Records provided:
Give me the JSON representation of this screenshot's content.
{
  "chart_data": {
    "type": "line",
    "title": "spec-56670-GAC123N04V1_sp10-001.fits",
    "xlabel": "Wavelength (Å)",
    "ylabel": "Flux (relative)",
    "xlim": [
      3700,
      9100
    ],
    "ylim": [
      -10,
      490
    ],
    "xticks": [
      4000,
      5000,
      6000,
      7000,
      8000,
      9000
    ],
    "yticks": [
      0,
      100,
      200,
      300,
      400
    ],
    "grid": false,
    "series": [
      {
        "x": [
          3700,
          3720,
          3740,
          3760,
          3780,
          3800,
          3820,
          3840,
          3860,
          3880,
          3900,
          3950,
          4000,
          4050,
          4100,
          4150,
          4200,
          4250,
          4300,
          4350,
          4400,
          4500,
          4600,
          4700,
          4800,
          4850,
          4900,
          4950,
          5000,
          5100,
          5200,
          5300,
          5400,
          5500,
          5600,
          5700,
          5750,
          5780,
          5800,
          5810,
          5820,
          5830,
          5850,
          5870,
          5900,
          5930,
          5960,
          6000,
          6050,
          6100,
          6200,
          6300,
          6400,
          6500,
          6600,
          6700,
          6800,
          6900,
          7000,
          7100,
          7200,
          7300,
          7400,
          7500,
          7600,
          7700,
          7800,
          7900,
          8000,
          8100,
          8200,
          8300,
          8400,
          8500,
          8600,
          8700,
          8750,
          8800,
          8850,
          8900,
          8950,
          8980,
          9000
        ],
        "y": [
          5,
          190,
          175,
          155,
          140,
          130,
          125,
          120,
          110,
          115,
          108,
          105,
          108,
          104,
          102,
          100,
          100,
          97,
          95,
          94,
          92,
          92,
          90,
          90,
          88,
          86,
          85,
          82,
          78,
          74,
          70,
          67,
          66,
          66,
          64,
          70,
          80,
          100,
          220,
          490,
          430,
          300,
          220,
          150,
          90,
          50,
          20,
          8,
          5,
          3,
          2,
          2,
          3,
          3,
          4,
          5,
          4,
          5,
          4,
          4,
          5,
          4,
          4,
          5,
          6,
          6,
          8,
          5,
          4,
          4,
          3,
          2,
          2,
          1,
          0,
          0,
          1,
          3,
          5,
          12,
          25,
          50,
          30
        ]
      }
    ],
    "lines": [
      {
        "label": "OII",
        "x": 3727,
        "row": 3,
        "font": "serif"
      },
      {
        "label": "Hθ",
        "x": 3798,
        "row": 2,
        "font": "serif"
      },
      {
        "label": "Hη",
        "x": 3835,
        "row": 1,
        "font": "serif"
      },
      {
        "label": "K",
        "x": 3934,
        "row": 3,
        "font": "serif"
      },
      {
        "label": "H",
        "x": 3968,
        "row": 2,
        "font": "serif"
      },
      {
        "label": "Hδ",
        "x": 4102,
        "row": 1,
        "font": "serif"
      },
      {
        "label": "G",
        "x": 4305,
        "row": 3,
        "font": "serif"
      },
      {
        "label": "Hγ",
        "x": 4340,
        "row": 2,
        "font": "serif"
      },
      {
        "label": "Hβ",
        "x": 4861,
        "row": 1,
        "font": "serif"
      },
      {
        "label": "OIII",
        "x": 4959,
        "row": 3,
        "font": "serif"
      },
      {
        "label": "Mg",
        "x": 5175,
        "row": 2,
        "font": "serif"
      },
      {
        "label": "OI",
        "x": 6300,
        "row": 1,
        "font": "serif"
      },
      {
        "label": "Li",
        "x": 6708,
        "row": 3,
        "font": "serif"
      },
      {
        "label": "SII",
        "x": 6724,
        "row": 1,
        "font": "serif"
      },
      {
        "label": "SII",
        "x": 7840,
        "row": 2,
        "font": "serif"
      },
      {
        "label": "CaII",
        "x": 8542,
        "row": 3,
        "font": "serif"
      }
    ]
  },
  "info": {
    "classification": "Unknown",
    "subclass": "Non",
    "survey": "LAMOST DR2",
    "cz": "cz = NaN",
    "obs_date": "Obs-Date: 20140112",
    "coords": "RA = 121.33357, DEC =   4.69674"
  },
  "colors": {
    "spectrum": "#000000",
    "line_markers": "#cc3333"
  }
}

To be done:
The records above need to be transcribed in full. Keep every character unchanged.

Result for this task:
Give me the JSON representation of this screenshot's content.
{
  "chart_data": {
    "type": "line",
    "title": "spec-56670-GAC123N04V1_sp10-001.fits",
    "xlabel": "Wavelength (Å)",
    "ylabel": "Flux (relative)",
    "xlim": [
      3700,
      9100
    ],
    "ylim": [
      -10,
      490
    ],
    "xticks": [
      4000,
      5000,
      6000,
      7000,
      8000,
      9000
    ],
    "yticks": [
      0,
      100,
      200,
      300,
      400
    ],
    "grid": false,
    "series": [
      {
        "x": [
          3700,
          3720,
          3740,
          3760,
          3780,
          3800,
          3820,
          3840,
          3860,
          3880,
          3900,
          3950,
          4000,
          4050,
          4100,
          4150,
          4200,
          4250,
          4300,
          4350,
          4400,
          4500,
          4600,
          4700,
          4800,
          4850,
          4900,
          4950,
          5000,
          5100,
          5200,
          5300,
          5400,
          5500,
          5600,
          5700,
          5750,
          5780,
          5800,
          5810,
          5820,
          5830,
          5850,
          5870,
          5900,
          5930,
          5960,
          6000,
          6050,
          6100,
          6200,
          6300,
          6400,
          6500,
          6600,
          6700,
          6800,
          6900,
          7000,
          7100,
          7200,
          7300,
          7400,
          7500,
          7600,
          7700,
          7800,
          7900,
          8000,
          8100,
          8200,
          8300,
          8400,
          8500,
          8600,
          8700,
          8750,
          8800,
          8850,
          8900,
          8950,
          8980,
          9000
        ],
        "y": [
          5,
          190,
          175,
          155,
          140,
          130,
          125,
          120,
          110,
          115,
          108,
          105,
          108,
          104,
          102,
          100,
          100,
          97,
          95,
          94,
          92,
          92,
          90,
          90,
          88,
          86,
          85,
          82,
          78,
          74,
          70,
          67,
          66,
          66,
          64,
          70,
          80,
          100,
          220,
          490,
          430,
          300,
          220,
          150,
          90,
          50,
          20,
          8,
          5,
          3,
          2,
          2,
          3,
          3,
          4,
          5,
          4,
          5,
          4,
          4,
          5,
          4,
          4,
          5,
          6,
          6,
          8,
          5,
          4,
          4,
          3,
          2,
          2,
          1,
          0,
          0,
          1,
          3,
          5,
          12,
          25,
          50,
          30
        ]
      }
    ],
    "lines": [
      {
        "label": "OII",
        "x": 3727,
        "row": 3,
        "font": "serif"
      },
      {
        "label": "Hθ",
        "x": 3798,
        "row": 2,
        "font": "serif"
      },
      {
        "label": "Hη",
        "x": 3835,
        "row": 1,
        "font": "serif"
      },
      {
        "label": "K",
        "x": 3934,
        "row": 3,
        "font": "serif"
      },
      {
        "label": "H",
        "x": 3968,
        "row": 2,
        "font": "serif"
      },
      {
        "label": "Hδ",
        "x": 4102,
        "row": 1,
        "font": "serif"
      },
      {
        "label": "G",
        "x": 4305,
        "row": 3,
        "font": "serif"
      },
      {
        "label": "Hγ",
        "x": 4340,
        "row": 2,
        "font": "serif"
      },
      {
        "label": "Hβ",
        "x": 4861,
        "row": 1,
        "font": "serif"
      },
      {
        "label": "OIII",
        "x": 4959,
        "row": 3,
        "font": "serif"
      },
      {
        "label": "Mg",
        "x": 5175,
        "row": 2,
        "font": "serif"
      },
      {
        "label": "OI",
        "x": 6300,
        "row": 1,
        "font": "serif"
      },
      {
        "label": "Li",
        "x": 6708,
        "row": 3,
        "font": "serif"
      },
      {
        "label": "SII",
        "x": 6724,
        "row": 1,
        "font": "serif"
      },
      {
        "label": "SII",
        "x": 7840,
        "row": 2,
        "font": "serif"
      },
      {
        "label": "CaII",
        "x": 8542,
        "row": 3,
        "font": "serif"
      }
    ]
  },
  "info": {
    "classification": "Unknown",
    "subclass": "Non",
    "survey": "LAMOST DR2",
    "cz": "cz = NaN",
    "obs_date": "Obs-Date: 20140112",
    "coords": "RA = 121.33357, DEC =   4.69674"
  },
  "colors": {
    "spectrum": "#000000",
    "line_markers": "#cc3333"
  }
}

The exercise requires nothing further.